BEGIN

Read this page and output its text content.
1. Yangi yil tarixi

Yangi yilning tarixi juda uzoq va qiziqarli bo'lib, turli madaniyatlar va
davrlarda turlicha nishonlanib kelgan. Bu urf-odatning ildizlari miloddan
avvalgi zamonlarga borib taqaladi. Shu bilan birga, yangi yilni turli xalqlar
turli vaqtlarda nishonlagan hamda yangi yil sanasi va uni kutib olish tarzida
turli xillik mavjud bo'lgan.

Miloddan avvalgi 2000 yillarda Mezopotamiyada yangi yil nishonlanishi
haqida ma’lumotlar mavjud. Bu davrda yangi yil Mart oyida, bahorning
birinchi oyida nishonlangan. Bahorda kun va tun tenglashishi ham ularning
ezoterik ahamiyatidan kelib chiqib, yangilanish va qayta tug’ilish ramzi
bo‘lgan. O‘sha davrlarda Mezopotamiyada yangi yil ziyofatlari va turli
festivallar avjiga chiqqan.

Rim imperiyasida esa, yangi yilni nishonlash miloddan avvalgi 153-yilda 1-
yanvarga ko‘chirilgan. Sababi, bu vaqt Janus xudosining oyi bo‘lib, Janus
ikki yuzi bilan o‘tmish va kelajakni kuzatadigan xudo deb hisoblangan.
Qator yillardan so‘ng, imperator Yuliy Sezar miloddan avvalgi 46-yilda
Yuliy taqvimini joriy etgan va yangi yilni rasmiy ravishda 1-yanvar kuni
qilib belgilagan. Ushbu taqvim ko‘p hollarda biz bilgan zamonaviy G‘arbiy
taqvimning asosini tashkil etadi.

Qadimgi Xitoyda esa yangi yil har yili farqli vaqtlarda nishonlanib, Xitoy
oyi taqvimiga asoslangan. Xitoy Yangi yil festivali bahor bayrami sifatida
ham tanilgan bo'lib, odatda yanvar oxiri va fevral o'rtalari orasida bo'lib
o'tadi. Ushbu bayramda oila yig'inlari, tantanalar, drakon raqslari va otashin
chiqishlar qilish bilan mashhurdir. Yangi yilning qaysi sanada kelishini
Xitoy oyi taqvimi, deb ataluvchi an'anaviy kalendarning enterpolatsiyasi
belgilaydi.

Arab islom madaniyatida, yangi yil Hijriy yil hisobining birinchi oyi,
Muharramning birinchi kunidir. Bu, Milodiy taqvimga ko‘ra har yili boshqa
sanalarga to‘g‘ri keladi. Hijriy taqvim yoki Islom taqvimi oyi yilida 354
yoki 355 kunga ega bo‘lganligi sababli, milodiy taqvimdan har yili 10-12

END

Copy each line above that contains the word "birinchi".

birinchi oyida nishonlangan. Bahorda kun va tun tenglashishi ham ularning
Arab islom madaniyatida, yangi yil Hijriy yil hisobining birinchi oyi,
Muharramning birinchi kunidir. Bu, Milodiy taqvimga ko‘ra har yili boshqa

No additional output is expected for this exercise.